• Instruction: Find the word "ylabel" in the records below. List each line containing it.

┌─ Material

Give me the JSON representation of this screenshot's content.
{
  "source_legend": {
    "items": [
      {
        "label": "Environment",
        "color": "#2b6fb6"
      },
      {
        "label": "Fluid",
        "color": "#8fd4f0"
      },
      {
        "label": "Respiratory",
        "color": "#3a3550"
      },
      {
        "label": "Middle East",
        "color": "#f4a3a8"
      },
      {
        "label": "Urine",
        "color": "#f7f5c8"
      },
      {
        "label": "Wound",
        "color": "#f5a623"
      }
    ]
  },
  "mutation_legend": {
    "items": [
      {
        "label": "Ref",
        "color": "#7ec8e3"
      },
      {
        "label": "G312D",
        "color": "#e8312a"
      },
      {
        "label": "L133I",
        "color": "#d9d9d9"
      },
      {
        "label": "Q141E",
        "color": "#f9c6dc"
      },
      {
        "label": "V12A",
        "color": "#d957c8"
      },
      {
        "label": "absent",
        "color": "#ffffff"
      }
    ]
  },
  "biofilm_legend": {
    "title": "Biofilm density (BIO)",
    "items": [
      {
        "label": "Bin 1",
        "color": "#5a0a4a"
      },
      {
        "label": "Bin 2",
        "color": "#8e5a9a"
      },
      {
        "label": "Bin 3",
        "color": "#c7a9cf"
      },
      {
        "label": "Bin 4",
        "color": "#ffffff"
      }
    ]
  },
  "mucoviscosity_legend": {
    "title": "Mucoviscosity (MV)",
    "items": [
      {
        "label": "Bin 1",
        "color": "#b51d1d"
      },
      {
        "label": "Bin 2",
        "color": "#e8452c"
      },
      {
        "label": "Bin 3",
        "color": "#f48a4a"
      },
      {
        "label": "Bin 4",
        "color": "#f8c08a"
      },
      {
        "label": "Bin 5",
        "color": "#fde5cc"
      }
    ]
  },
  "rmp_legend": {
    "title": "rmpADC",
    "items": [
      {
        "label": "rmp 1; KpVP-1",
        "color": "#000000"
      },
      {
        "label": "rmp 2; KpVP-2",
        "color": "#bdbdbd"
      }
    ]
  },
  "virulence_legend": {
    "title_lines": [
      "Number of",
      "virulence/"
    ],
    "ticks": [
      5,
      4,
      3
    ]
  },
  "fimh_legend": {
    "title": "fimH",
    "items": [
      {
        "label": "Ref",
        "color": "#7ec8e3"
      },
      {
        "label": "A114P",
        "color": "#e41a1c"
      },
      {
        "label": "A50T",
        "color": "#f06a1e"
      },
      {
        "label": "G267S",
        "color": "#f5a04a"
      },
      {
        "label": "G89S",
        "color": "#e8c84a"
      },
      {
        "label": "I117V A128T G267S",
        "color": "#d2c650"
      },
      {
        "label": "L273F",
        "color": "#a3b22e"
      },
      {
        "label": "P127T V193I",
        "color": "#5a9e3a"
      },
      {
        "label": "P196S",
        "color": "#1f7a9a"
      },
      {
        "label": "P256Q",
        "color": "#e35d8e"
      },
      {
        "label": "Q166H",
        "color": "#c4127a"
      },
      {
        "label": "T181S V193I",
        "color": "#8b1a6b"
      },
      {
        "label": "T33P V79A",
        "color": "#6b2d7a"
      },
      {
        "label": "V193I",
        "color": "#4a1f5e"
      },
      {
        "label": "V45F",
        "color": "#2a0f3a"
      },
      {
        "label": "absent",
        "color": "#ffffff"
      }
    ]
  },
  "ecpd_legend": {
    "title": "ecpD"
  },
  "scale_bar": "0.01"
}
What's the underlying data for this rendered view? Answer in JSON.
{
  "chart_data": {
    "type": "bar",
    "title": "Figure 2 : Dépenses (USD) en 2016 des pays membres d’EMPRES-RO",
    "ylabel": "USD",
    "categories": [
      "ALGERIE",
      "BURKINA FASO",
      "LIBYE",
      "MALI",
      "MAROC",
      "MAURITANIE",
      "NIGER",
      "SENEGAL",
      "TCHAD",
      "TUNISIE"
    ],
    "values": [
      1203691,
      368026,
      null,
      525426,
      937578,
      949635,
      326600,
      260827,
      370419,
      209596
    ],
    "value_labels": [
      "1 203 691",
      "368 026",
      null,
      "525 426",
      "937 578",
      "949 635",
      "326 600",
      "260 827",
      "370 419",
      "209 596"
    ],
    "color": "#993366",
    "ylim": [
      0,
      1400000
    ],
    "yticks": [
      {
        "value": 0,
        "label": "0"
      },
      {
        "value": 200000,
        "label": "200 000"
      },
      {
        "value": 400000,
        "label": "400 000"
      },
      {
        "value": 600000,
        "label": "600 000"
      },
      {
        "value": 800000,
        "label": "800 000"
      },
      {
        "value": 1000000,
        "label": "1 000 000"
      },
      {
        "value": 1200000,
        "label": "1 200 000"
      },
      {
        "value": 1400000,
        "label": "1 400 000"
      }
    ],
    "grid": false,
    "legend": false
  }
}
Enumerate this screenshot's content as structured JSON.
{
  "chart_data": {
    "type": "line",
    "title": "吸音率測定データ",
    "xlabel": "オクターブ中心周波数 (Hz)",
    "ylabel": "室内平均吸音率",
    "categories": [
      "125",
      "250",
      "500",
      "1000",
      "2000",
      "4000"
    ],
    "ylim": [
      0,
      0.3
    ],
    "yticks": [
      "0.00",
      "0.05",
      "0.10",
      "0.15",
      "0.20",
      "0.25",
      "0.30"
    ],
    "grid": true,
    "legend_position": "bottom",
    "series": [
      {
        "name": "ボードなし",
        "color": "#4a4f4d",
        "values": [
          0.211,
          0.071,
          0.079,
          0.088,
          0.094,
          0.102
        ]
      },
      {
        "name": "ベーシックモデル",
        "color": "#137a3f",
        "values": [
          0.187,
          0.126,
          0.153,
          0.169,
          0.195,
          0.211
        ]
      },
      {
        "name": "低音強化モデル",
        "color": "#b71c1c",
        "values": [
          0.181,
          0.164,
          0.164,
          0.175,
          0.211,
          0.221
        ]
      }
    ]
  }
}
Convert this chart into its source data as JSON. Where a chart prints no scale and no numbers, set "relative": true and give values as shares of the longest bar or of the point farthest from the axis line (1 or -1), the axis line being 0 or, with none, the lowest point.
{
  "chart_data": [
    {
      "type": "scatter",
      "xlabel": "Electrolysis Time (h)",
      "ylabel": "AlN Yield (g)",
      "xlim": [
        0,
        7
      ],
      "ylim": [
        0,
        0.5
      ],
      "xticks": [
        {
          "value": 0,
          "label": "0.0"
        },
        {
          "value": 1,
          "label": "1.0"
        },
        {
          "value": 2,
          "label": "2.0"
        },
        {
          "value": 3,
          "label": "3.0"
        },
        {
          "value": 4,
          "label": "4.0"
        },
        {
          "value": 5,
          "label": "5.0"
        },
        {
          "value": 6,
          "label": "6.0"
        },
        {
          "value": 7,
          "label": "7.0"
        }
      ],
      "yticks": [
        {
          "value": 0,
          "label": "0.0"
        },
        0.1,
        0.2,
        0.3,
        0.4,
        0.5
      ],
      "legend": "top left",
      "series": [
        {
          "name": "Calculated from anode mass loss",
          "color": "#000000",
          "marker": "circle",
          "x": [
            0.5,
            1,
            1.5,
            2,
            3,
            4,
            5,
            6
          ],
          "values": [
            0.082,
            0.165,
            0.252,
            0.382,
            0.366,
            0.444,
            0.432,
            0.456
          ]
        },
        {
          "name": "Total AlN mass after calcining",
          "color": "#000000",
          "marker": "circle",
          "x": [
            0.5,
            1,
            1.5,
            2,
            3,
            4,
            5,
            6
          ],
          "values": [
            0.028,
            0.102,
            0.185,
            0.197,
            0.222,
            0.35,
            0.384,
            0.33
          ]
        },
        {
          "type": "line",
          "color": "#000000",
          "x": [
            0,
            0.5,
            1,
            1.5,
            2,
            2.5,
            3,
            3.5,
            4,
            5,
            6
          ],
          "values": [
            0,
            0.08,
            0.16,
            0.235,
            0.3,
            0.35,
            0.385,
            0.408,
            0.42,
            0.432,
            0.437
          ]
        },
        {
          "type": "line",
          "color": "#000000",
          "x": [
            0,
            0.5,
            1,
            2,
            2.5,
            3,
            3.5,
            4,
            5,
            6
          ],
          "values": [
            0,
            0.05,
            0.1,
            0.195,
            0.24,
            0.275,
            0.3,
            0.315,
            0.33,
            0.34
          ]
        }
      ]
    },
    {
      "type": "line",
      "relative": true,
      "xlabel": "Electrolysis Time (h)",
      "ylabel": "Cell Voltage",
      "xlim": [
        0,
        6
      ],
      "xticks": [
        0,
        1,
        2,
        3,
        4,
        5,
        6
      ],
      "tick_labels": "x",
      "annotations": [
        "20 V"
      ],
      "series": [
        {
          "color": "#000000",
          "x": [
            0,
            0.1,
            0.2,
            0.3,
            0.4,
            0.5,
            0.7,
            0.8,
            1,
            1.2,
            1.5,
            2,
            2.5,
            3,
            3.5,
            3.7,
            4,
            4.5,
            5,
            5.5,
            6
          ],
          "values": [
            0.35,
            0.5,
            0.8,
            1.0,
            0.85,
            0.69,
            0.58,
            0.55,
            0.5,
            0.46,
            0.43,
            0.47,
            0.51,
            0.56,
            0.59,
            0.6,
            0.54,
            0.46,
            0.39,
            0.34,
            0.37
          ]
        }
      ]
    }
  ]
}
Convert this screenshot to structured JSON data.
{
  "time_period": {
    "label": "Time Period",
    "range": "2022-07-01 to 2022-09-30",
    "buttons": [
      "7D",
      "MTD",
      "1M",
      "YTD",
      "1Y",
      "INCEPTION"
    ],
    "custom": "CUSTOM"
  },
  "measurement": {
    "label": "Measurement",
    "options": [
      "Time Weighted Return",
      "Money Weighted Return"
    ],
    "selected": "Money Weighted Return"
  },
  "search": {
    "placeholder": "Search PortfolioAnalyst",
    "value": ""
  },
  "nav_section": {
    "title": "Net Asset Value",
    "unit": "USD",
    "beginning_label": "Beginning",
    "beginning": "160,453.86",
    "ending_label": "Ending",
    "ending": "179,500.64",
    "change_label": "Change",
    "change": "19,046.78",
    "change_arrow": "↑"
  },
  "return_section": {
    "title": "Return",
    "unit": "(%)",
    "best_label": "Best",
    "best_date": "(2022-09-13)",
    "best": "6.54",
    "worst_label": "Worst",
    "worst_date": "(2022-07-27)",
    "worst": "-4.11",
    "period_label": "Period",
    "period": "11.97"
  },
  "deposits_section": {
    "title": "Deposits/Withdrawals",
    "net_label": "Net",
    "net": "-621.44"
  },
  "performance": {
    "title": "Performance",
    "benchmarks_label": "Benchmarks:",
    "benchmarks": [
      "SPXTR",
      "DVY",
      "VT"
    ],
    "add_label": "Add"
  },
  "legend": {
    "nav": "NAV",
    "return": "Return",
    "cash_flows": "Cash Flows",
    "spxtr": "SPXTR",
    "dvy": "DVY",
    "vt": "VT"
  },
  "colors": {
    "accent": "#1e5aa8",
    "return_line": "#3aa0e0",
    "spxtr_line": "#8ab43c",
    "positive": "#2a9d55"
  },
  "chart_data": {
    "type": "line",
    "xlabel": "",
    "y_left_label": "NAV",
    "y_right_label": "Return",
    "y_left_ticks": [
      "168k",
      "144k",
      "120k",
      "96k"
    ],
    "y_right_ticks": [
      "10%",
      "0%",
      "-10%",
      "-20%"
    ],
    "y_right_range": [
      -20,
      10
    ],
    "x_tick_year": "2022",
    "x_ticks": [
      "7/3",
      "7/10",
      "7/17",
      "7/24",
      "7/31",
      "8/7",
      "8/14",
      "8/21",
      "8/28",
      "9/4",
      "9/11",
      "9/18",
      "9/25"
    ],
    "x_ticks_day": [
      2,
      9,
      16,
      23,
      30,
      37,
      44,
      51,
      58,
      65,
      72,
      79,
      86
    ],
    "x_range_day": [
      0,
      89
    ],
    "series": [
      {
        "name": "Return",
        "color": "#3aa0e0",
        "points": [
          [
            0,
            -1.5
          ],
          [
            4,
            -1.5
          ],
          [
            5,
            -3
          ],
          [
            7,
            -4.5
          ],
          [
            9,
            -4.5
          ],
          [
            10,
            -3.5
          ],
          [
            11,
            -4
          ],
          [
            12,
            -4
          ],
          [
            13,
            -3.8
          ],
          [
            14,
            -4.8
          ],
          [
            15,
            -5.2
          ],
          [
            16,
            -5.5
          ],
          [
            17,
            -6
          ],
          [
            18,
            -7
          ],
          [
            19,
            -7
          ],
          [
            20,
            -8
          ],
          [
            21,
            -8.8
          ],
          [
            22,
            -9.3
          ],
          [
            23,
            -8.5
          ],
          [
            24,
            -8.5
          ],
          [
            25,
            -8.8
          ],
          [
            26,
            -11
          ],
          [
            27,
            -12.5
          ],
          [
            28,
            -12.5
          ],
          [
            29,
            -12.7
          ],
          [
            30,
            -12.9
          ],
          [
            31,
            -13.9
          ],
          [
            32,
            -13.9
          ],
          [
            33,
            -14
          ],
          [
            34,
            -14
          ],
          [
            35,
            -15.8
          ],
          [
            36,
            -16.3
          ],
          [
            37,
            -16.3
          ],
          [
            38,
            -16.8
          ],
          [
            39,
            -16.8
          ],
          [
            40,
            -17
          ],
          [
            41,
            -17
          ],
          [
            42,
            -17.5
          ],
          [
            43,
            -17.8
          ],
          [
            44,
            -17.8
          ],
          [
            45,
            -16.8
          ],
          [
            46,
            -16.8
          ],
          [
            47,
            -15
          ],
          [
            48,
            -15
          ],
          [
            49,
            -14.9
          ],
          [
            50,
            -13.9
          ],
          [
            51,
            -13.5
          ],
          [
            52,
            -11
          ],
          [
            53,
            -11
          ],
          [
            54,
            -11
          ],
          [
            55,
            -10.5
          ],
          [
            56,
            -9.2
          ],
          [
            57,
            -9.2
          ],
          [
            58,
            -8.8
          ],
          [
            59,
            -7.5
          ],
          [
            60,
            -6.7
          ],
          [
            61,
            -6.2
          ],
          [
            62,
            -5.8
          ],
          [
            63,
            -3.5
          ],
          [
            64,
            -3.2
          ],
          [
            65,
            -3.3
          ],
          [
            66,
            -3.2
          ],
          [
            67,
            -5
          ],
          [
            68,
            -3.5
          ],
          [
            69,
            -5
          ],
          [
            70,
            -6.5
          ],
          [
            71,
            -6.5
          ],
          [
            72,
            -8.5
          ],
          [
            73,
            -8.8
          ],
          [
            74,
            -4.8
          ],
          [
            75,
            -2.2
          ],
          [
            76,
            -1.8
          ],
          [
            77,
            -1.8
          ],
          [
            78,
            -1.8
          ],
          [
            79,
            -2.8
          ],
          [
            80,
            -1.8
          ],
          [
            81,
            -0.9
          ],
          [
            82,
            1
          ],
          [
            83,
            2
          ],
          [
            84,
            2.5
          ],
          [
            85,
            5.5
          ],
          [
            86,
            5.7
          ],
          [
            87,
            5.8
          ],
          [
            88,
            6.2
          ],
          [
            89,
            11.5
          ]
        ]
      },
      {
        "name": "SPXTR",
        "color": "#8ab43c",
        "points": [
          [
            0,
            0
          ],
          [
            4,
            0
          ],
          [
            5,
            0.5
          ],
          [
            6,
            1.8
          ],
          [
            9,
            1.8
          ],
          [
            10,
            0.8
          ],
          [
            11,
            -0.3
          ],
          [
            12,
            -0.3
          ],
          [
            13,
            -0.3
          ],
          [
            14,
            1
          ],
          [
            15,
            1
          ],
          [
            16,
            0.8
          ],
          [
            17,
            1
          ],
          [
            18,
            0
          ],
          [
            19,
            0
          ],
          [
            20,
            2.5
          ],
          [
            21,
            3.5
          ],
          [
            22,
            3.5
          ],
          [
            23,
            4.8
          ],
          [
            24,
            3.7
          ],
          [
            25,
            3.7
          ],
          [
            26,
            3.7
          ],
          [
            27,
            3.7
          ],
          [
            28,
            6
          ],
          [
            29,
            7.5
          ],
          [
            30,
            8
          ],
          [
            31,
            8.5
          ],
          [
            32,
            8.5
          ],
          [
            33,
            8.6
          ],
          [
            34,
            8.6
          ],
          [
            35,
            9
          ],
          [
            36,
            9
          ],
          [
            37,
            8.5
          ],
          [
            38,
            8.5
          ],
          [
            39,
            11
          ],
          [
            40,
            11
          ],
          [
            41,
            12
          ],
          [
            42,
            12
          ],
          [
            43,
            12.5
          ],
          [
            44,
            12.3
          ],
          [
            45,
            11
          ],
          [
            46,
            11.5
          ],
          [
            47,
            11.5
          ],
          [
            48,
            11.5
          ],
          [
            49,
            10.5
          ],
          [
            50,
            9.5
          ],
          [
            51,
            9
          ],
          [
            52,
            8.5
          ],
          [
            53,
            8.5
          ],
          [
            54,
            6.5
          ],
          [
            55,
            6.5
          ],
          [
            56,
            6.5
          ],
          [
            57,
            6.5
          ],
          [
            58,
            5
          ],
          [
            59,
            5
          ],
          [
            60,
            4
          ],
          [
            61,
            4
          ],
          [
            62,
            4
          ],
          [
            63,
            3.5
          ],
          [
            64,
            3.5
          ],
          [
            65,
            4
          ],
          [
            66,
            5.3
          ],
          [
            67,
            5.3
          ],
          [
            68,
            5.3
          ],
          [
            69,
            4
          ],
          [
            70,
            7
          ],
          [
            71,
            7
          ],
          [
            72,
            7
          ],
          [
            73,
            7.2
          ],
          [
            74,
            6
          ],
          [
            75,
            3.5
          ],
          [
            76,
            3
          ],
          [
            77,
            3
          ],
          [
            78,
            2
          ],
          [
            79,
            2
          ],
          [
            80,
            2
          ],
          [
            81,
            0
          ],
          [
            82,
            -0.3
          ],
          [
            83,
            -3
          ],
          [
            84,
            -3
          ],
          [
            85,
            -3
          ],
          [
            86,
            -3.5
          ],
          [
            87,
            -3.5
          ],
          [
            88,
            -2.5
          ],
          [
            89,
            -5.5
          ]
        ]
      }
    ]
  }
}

└─

• Full response:
    "ylabel": "USD",
    "ylabel": "室内平均吸音率",
      "ylabel": "AlN Yield (g)",
      "ylabel": "Cell Voltage",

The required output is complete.